GIVEN PROBLEM ::
In the data below, find each line containing the string "shift" and return it.
• • •
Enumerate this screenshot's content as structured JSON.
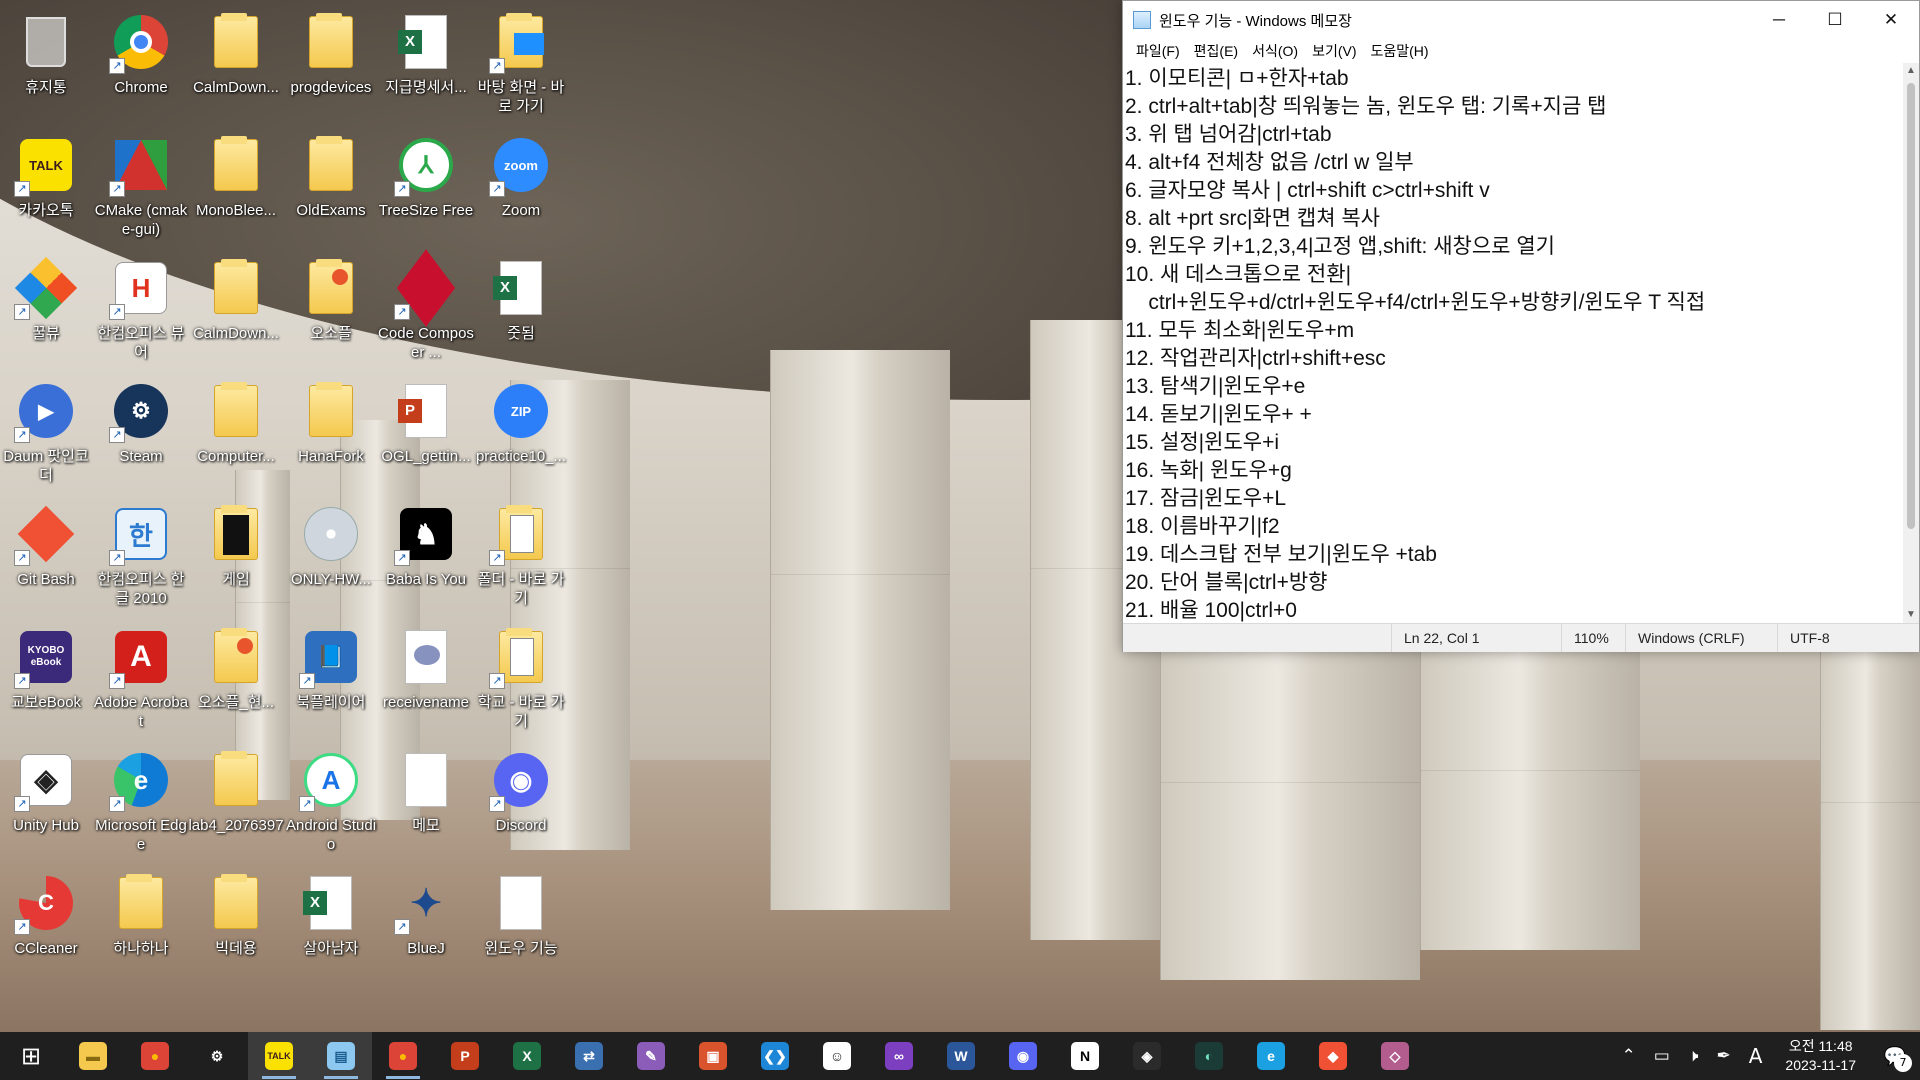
{
  "desktop_icons": [
    {
      "label": "휴지통",
      "icon": "recycle-bin-icon",
      "kind": "recycle",
      "col": 0,
      "row": 0,
      "shortcut": false
    },
    {
      "label": "Chrome",
      "icon": "chrome-icon",
      "kind": "chrome",
      "col": 1,
      "row": 0,
      "shortcut": true
    },
    {
      "label": "CalmDown...",
      "icon": "folder-icon",
      "kind": "folder",
      "col": 2,
      "row": 0,
      "shortcut": false
    },
    {
      "label": "progdevices",
      "icon": "folder-icon",
      "kind": "folder",
      "col": 3,
      "row": 0,
      "shortcut": false
    },
    {
      "label": "지급명세서...",
      "icon": "excel-file-icon",
      "kind": "excel",
      "col": 4,
      "row": 0,
      "shortcut": false
    },
    {
      "label": "바탕 화면 - 바로 가기",
      "icon": "desktop-shortcut-icon",
      "kind": "folderblue",
      "col": 5,
      "row": 0,
      "shortcut": true
    },
    {
      "label": "카카오톡",
      "icon": "kakaotalk-icon",
      "kind": "kakao",
      "col": 0,
      "row": 1,
      "shortcut": true
    },
    {
      "label": "CMake (cmake-gui)",
      "icon": "cmake-icon",
      "kind": "cmake",
      "col": 1,
      "row": 1,
      "shortcut": true
    },
    {
      "label": "MonoBlee...",
      "icon": "folder-icon",
      "kind": "folder",
      "col": 2,
      "row": 1,
      "shortcut": false
    },
    {
      "label": "OldExams",
      "icon": "folder-icon",
      "kind": "folder",
      "col": 3,
      "row": 1,
      "shortcut": false
    },
    {
      "label": "TreeSize Free",
      "icon": "treesize-icon",
      "kind": "treesize",
      "col": 4,
      "row": 1,
      "shortcut": true
    },
    {
      "label": "Zoom",
      "icon": "zoom-icon",
      "kind": "zoom",
      "col": 5,
      "row": 1,
      "shortcut": true
    },
    {
      "label": "꿀뷰",
      "icon": "honeyview-icon",
      "kind": "honeyview",
      "col": 0,
      "row": 2,
      "shortcut": true
    },
    {
      "label": "한컴오피스 뷰어",
      "icon": "hancom-viewer-icon",
      "kind": "hviewer",
      "col": 1,
      "row": 2,
      "shortcut": true
    },
    {
      "label": "CalmDown...",
      "icon": "folder-icon",
      "kind": "folder",
      "col": 2,
      "row": 2,
      "shortcut": false
    },
    {
      "label": "오소플",
      "icon": "folder-icon",
      "kind": "folderred",
      "col": 3,
      "row": 2,
      "shortcut": false
    },
    {
      "label": "Code Composer ...",
      "icon": "code-composer-icon",
      "kind": "ccs",
      "col": 4,
      "row": 2,
      "shortcut": true
    },
    {
      "label": "줏됨",
      "icon": "excel-file-icon",
      "kind": "excel",
      "col": 5,
      "row": 2,
      "shortcut": false
    },
    {
      "label": "Daum 팟인코더",
      "icon": "daum-potencoder-icon",
      "kind": "potencoder",
      "col": 0,
      "row": 3,
      "shortcut": true
    },
    {
      "label": "Steam",
      "icon": "steam-icon",
      "kind": "steam",
      "col": 1,
      "row": 3,
      "shortcut": true
    },
    {
      "label": "Computer...",
      "icon": "folder-icon",
      "kind": "folder",
      "col": 2,
      "row": 3,
      "shortcut": false
    },
    {
      "label": "HanaFork",
      "icon": "folder-icon",
      "kind": "folder",
      "col": 3,
      "row": 3,
      "shortcut": false
    },
    {
      "label": "OGL_gettin...",
      "icon": "powerpoint-file-icon",
      "kind": "ppt",
      "col": 4,
      "row": 3,
      "shortcut": false
    },
    {
      "label": "practice10_...",
      "icon": "zip-file-icon",
      "kind": "zip",
      "col": 5,
      "row": 3,
      "shortcut": false
    },
    {
      "label": "Git Bash",
      "icon": "git-bash-icon",
      "kind": "git",
      "col": 0,
      "row": 4,
      "shortcut": true
    },
    {
      "label": "한컴오피스 한글 2010",
      "icon": "hangul-icon",
      "kind": "hangul",
      "col": 1,
      "row": 4,
      "shortcut": true
    },
    {
      "label": "게임",
      "icon": "folder-icon",
      "kind": "folderdark",
      "col": 2,
      "row": 4,
      "shortcut": false
    },
    {
      "label": "ONLY-HW...",
      "icon": "disc-image-icon",
      "kind": "disc",
      "col": 3,
      "row": 4,
      "shortcut": false
    },
    {
      "label": "Baba Is You",
      "icon": "baba-is-you-icon",
      "kind": "baba",
      "col": 4,
      "row": 4,
      "shortcut": true
    },
    {
      "label": "폴더 - 바로 가기",
      "icon": "folder-shortcut-icon",
      "kind": "folderdoc",
      "col": 5,
      "row": 4,
      "shortcut": true
    },
    {
      "label": "교보eBook",
      "icon": "kyobo-ebook-icon",
      "kind": "kyobo",
      "col": 0,
      "row": 5,
      "shortcut": true
    },
    {
      "label": "Adobe Acrobat",
      "icon": "acrobat-icon",
      "kind": "acrobat",
      "col": 1,
      "row": 5,
      "shortcut": true
    },
    {
      "label": "오소플_현...",
      "icon": "folder-icon",
      "kind": "folderred",
      "col": 2,
      "row": 5,
      "shortcut": false
    },
    {
      "label": "북플레이어",
      "icon": "bookplayer-icon",
      "kind": "bookplayer",
      "col": 3,
      "row": 5,
      "shortcut": true
    },
    {
      "label": "receivename",
      "icon": "php-file-icon",
      "kind": "php",
      "col": 4,
      "row": 5,
      "shortcut": false
    },
    {
      "label": "학교 - 바로 가기",
      "icon": "folder-shortcut-icon",
      "kind": "folderdoc",
      "col": 5,
      "row": 5,
      "shortcut": true
    },
    {
      "label": "Unity Hub",
      "icon": "unity-hub-icon",
      "kind": "unity",
      "col": 0,
      "row": 6,
      "shortcut": true
    },
    {
      "label": "Microsoft Edge",
      "icon": "edge-icon",
      "kind": "edge",
      "col": 1,
      "row": 6,
      "shortcut": true
    },
    {
      "label": "lab4_2076397",
      "icon": "folder-icon",
      "kind": "folder",
      "col": 2,
      "row": 6,
      "shortcut": false
    },
    {
      "label": "Android Studio",
      "icon": "android-studio-icon",
      "kind": "android",
      "col": 3,
      "row": 6,
      "shortcut": true
    },
    {
      "label": "메모",
      "icon": "text-file-icon",
      "kind": "doc",
      "col": 4,
      "row": 6,
      "shortcut": false
    },
    {
      "label": "Discord",
      "icon": "discord-icon",
      "kind": "discord",
      "col": 5,
      "row": 6,
      "shortcut": true
    },
    {
      "label": "CCleaner",
      "icon": "ccleaner-icon",
      "kind": "ccleaner",
      "col": 0,
      "row": 7,
      "shortcut": true
    },
    {
      "label": "하나하나",
      "icon": "folder-icon",
      "kind": "folder",
      "col": 1,
      "row": 7,
      "shortcut": false
    },
    {
      "label": "빅데용",
      "icon": "folder-icon",
      "kind": "folder",
      "col": 2,
      "row": 7,
      "shortcut": false
    },
    {
      "label": "살아남자",
      "icon": "excel-file-icon",
      "kind": "excel",
      "col": 3,
      "row": 7,
      "shortcut": false
    },
    {
      "label": "BlueJ",
      "icon": "bluej-icon",
      "kind": "bluej",
      "col": 4,
      "row": 7,
      "shortcut": true
    },
    {
      "label": "윈도우 기능",
      "icon": "text-file-icon",
      "kind": "doc",
      "col": 5,
      "row": 7,
      "shortcut": false
    }
  ],
  "notepad": {
    "title": "윈도우 기능 - Windows 메모장",
    "menu": [
      "파일(F)",
      "편집(E)",
      "서식(O)",
      "보기(V)",
      "도움말(H)"
    ],
    "lines": [
      "1. 이모티콘| ㅁ+한자+tab",
      "2. ctrl+alt+tab|창 띄워놓는 놈, 윈도우 탭: 기록+지금 탭",
      "3. 위 탭 넘어감|ctrl+tab",
      "4. alt+f4 전체창 없음 /ctrl w 일부",
      "6. 글자모양 복사 | ctrl+shift c>ctrl+shift v",
      "8. alt +prt src|화면 캡쳐 복사",
      "9. 윈도우 키+1,2,3,4|고정 앱,shift: 새창으로 열기",
      "10. 새 데스크톱으로 전환|",
      "    ctrl+윈도우+d/ctrl+윈도우+f4/ctrl+윈도우+방향키/윈도우 T 직접",
      "11. 모두 최소화|윈도우+m",
      "12. 작업관리자|ctrl+shift+esc",
      "13. 탐색기|윈도우+e",
      "14. 돋보기|윈도우+ +",
      "15. 설정|윈도우+i",
      "16. 녹화| 윈도우+g",
      "17. 잠금|윈도우+L",
      "18. 이름바꾸기|f2",
      "19. 데스크탑 전부 보기|윈도우 +tab",
      "20. 단어 블록|ctrl+방향",
      "21. 배율 100|ctrl+0"
    ],
    "status": {
      "position": "Ln 22, Col 1",
      "zoom": "110%",
      "line_ending": "Windows (CRLF)",
      "encoding": "UTF-8"
    },
    "controls": {
      "minimize": "─",
      "maximize": "☐",
      "close": "✕"
    }
  },
  "taskbar": {
    "items": [
      {
        "name": "start-button",
        "glyph": "⊞",
        "color": "#1f1f1f",
        "fg": "#ffffff"
      },
      {
        "name": "file-explorer",
        "glyph": "▬",
        "color": "#f4c94e",
        "fg": "#8a6a10"
      },
      {
        "name": "chrome",
        "glyph": "●",
        "color": "#db4437",
        "fg": "#fbbc05"
      },
      {
        "name": "settings",
        "glyph": "⚙",
        "color": "#1f1f1f",
        "fg": "#ffffff"
      },
      {
        "name": "kakaotalk",
        "glyph": "TALK",
        "color": "#fae100",
        "fg": "#3c1e1e",
        "active": true
      },
      {
        "name": "notepad",
        "glyph": "▤",
        "color": "#8cc8f0",
        "fg": "#1d5f93",
        "active": true
      },
      {
        "name": "chrome-2",
        "glyph": "●",
        "color": "#db4437",
        "fg": "#fbbc05",
        "running": true
      },
      {
        "name": "powerpoint",
        "glyph": "P",
        "color": "#c43e1c",
        "fg": "#ffffff"
      },
      {
        "name": "excel",
        "glyph": "X",
        "color": "#1e7145",
        "fg": "#ffffff"
      },
      {
        "name": "network-tool",
        "glyph": "⇄",
        "color": "#3a6fb0",
        "fg": "#ffffff"
      },
      {
        "name": "paint",
        "glyph": "✎",
        "color": "#8b5cb8",
        "fg": "#ffffff"
      },
      {
        "name": "photos",
        "glyph": "▣",
        "color": "#d9532c",
        "fg": "#ffffff"
      },
      {
        "name": "vscode",
        "glyph": "❮❯",
        "color": "#1e86d6",
        "fg": "#ffffff"
      },
      {
        "name": "chat-app",
        "glyph": "☺",
        "color": "#ffffff",
        "fg": "#222222"
      },
      {
        "name": "visual-studio",
        "glyph": "∞",
        "color": "#7b3fbf",
        "fg": "#ffffff"
      },
      {
        "name": "word",
        "glyph": "W",
        "color": "#2b579a",
        "fg": "#ffffff"
      },
      {
        "name": "discord",
        "glyph": "◉",
        "color": "#5865f2",
        "fg": "#ffffff"
      },
      {
        "name": "notion",
        "glyph": "N",
        "color": "#ffffff",
        "fg": "#000000"
      },
      {
        "name": "unity",
        "glyph": "◈",
        "color": "#2b2b2b",
        "fg": "#ffffff"
      },
      {
        "name": "app-green",
        "glyph": "◐",
        "color": "#1b3b36",
        "fg": "#6fe0c0"
      },
      {
        "name": "edge",
        "glyph": "e",
        "color": "#1ba1e2",
        "fg": "#ffffff"
      },
      {
        "name": "git",
        "glyph": "◆",
        "color": "#f05033",
        "fg": "#ffffff"
      },
      {
        "name": "app-stack",
        "glyph": "◇",
        "color": "#b25d8e",
        "fg": "#ffffff"
      }
    ],
    "tray": {
      "chevron": "⌃",
      "battery": "▭",
      "volume": "🕨",
      "pen": "✒",
      "ime": "A"
    },
    "clock": {
      "time": "오전 11:48",
      "date": "2023-11-17"
    },
    "notifications": {
      "count": "7",
      "glyph": "💬"
    }
  }
}
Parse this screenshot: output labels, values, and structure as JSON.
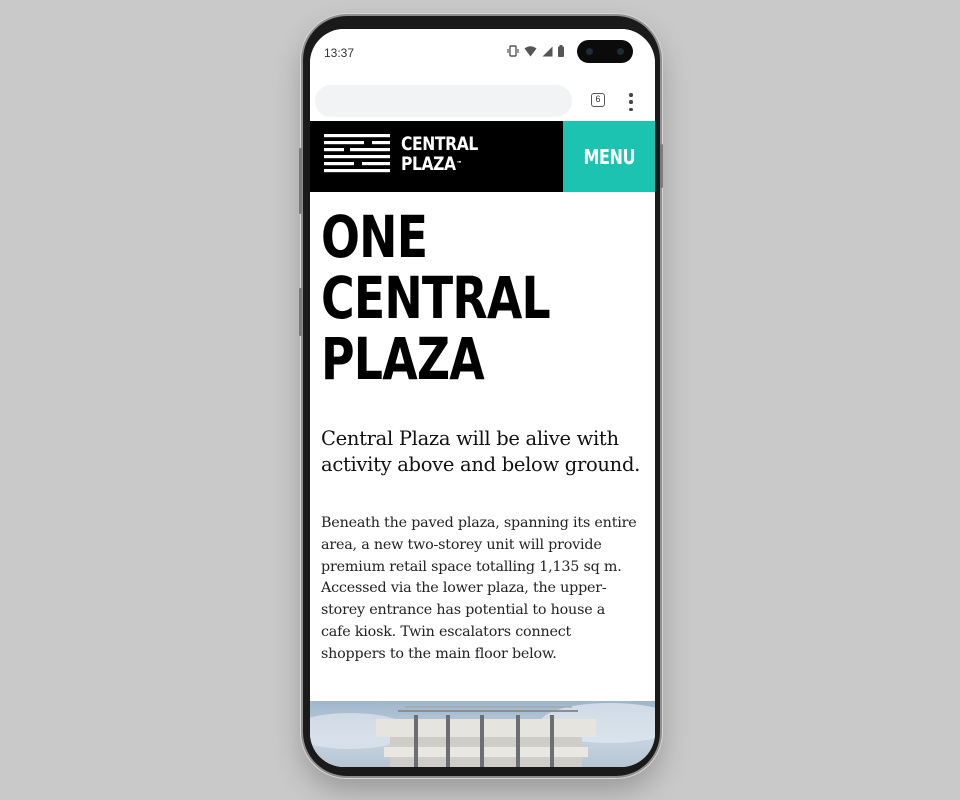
{
  "status_bar": {
    "time": "13:37"
  },
  "browser": {
    "url_value": "",
    "tab_count": "6"
  },
  "header": {
    "logo_line1": "CENTRAL",
    "logo_line2": "PLAZA",
    "logo_tm": "™",
    "menu_label": "MENU",
    "accent_color": "#1dc3b1"
  },
  "content": {
    "title_lines": [
      "ONE",
      "CENTRAL",
      "PLAZA"
    ],
    "lead": "Central Plaza will be alive with activity above and below ground.",
    "body": "Beneath the paved plaza, spanning its entire area, a new two-storey unit will provide premium retail space totalling 1,135 sq m. Accessed via the lower plaza, the upper-storey entrance has potential to house a cafe kiosk. Twin escalators connect shoppers to the main floor below."
  },
  "icons": {
    "status": [
      "vibrate-icon",
      "wifi-icon",
      "signal-icon",
      "battery-icon"
    ],
    "browser": [
      "tab-switcher-icon",
      "more-options-icon"
    ]
  }
}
• • •
PROBLEM SOLUTION ::
      "6. 글자모양 복사 | ctrl+shift c>ctrl+shift v",
      "9. 윈도우 키+1,2,3,4|고정 앱,shift: 새창으로 열기",
      "12. 작업관리자|ctrl+shift+esc",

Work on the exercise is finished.